EXERCISE TASK: Isolate every line in the data with the string "difference" and copy it.

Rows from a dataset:
◆ ◆ ◆ ◆ ◆ ◆ ◆

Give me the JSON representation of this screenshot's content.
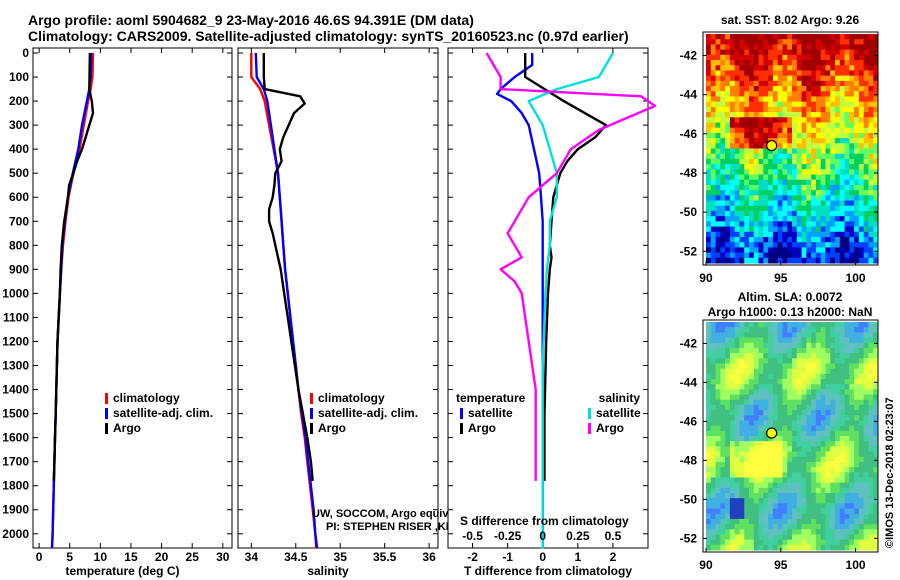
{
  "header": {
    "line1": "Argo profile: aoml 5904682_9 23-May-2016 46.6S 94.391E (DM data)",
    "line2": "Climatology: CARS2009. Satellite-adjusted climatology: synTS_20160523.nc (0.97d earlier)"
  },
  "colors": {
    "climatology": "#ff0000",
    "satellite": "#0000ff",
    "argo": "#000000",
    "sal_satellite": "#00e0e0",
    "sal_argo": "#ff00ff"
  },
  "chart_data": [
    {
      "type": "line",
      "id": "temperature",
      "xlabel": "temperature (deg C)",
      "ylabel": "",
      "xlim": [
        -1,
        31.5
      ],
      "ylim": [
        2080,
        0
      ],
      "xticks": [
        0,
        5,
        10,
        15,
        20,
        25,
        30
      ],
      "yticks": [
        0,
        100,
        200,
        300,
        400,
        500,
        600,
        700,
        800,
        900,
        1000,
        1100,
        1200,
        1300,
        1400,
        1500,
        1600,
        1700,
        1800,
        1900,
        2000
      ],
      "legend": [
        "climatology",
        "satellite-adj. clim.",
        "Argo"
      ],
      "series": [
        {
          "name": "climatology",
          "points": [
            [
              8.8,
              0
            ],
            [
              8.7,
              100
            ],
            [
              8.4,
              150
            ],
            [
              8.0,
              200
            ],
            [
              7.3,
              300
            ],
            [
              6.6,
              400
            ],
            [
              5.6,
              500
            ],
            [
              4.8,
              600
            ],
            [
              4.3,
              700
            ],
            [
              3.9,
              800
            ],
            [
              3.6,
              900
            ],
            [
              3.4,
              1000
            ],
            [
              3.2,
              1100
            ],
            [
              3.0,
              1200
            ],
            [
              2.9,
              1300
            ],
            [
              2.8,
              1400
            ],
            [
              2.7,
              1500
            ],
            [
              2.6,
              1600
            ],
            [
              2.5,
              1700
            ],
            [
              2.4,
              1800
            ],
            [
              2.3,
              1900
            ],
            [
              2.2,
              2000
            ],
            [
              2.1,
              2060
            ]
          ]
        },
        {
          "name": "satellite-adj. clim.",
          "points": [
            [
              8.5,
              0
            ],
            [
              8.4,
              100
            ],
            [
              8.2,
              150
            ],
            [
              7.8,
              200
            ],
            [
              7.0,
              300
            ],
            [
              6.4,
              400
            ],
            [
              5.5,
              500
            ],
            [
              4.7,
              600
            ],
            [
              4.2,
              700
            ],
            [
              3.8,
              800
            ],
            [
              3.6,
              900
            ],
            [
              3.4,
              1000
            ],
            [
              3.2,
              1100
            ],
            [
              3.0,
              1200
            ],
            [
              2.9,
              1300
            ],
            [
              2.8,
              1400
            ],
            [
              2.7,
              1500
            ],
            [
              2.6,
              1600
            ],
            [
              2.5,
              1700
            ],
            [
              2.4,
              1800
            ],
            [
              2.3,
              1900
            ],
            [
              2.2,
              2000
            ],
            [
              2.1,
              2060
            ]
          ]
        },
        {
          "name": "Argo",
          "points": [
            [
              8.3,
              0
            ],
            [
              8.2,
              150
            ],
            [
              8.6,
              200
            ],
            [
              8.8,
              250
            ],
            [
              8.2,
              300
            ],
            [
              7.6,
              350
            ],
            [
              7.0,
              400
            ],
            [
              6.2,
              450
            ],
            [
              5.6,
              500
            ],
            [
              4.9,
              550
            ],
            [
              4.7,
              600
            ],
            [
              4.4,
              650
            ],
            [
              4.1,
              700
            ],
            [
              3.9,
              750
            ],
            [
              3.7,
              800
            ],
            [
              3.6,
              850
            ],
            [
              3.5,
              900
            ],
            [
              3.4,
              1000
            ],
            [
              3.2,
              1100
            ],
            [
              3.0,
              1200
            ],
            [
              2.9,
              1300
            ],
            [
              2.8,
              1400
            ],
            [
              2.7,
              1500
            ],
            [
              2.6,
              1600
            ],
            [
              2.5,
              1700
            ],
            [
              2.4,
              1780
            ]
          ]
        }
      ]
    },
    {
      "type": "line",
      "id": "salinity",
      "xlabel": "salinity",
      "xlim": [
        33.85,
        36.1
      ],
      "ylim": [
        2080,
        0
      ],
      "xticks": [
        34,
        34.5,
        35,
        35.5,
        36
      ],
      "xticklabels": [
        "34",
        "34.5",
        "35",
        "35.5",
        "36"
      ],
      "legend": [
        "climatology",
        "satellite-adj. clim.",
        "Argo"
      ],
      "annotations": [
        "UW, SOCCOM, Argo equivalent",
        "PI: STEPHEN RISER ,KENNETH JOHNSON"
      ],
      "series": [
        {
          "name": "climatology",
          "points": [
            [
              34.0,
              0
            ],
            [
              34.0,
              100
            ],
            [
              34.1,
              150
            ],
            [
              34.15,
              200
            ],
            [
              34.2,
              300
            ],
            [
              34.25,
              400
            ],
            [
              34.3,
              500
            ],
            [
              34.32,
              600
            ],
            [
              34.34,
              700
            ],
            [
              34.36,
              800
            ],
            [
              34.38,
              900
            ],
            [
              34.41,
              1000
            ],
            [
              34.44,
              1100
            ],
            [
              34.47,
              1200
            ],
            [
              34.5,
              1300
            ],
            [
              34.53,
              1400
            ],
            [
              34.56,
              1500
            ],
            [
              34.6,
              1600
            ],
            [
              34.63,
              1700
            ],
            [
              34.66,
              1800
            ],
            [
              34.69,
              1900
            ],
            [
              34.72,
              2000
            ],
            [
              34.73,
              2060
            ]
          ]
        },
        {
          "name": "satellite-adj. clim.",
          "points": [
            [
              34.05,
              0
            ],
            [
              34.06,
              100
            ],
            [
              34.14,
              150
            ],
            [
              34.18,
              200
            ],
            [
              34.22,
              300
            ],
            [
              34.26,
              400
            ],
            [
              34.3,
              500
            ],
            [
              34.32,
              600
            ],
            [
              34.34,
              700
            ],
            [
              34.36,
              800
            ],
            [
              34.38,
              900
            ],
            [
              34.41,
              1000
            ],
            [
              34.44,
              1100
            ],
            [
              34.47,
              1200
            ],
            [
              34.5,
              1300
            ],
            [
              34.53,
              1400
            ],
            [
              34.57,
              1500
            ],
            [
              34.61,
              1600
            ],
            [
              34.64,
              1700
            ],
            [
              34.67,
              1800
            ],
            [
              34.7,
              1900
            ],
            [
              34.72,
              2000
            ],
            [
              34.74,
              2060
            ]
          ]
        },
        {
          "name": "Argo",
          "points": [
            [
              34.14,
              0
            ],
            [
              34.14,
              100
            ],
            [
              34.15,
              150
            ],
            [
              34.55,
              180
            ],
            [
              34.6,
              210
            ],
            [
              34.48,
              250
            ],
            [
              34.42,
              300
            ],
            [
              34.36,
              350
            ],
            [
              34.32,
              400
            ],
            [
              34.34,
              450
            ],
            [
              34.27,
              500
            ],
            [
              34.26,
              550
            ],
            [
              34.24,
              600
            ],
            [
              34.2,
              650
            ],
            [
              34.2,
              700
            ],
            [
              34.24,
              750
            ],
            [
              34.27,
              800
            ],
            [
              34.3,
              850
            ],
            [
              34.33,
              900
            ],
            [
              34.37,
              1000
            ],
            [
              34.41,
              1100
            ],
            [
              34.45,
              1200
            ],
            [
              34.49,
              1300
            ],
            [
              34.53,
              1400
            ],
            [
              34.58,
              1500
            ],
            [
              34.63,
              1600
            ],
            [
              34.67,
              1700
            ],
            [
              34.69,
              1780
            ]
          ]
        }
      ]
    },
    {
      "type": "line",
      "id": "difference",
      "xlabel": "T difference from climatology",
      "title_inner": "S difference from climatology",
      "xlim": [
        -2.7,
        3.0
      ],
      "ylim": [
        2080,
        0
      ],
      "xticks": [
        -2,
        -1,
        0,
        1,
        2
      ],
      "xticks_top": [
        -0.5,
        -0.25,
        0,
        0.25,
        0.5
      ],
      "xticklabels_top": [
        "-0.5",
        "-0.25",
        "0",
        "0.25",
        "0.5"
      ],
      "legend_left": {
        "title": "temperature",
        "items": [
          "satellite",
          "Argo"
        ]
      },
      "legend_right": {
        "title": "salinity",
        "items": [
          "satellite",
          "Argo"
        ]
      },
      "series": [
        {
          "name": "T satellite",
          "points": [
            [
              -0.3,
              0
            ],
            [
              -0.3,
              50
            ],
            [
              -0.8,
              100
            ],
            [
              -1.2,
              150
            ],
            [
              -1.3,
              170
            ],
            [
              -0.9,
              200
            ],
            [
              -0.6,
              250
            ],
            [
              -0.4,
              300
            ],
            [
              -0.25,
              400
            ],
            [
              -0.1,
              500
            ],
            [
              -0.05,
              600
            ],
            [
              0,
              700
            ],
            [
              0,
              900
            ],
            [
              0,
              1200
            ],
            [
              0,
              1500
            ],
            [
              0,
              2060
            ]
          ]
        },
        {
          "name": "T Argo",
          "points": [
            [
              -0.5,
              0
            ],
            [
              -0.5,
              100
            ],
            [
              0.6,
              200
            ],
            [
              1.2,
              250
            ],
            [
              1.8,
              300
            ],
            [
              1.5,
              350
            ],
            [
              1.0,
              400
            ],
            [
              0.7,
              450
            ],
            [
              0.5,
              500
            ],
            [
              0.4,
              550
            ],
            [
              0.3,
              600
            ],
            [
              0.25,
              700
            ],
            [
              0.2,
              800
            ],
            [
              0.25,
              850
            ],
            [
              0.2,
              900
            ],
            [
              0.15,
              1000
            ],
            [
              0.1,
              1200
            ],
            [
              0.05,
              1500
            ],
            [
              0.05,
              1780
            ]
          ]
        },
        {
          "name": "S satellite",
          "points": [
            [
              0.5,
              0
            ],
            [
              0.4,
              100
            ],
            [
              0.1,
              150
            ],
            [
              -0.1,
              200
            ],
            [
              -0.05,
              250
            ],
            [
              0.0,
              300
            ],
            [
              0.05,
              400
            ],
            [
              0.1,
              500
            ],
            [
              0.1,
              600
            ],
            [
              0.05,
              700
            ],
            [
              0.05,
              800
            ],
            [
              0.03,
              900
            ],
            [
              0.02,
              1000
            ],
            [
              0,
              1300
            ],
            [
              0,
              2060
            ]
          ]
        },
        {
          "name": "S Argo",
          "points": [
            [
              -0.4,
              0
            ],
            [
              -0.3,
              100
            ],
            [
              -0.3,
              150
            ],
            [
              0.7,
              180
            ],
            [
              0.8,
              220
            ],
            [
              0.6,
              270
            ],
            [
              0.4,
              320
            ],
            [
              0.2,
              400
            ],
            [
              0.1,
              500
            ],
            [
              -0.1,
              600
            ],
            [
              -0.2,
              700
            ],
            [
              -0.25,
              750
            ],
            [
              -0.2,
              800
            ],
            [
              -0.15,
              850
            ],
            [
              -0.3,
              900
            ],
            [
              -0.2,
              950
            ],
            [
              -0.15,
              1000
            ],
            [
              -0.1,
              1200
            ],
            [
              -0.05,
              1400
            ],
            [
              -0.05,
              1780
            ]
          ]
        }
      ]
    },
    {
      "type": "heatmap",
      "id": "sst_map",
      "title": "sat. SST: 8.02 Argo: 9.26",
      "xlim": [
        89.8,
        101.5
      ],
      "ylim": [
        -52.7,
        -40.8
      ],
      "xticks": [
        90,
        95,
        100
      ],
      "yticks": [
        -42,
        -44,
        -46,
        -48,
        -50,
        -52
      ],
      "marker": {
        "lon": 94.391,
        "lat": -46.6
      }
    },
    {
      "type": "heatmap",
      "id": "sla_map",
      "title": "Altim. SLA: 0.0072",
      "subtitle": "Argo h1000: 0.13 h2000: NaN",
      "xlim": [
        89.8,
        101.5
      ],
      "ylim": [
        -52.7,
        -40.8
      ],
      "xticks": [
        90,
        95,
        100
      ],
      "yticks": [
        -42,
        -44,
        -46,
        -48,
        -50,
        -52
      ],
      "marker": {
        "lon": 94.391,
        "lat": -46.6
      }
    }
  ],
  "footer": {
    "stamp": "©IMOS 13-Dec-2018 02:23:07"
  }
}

◆ ◆ ◆ ◆ ◆ ◆ ◆

RESPONSE TO THIS TASK:
      "id": "difference",
      "xlabel": "T difference from climatology",
      "title_inner": "S difference from climatology",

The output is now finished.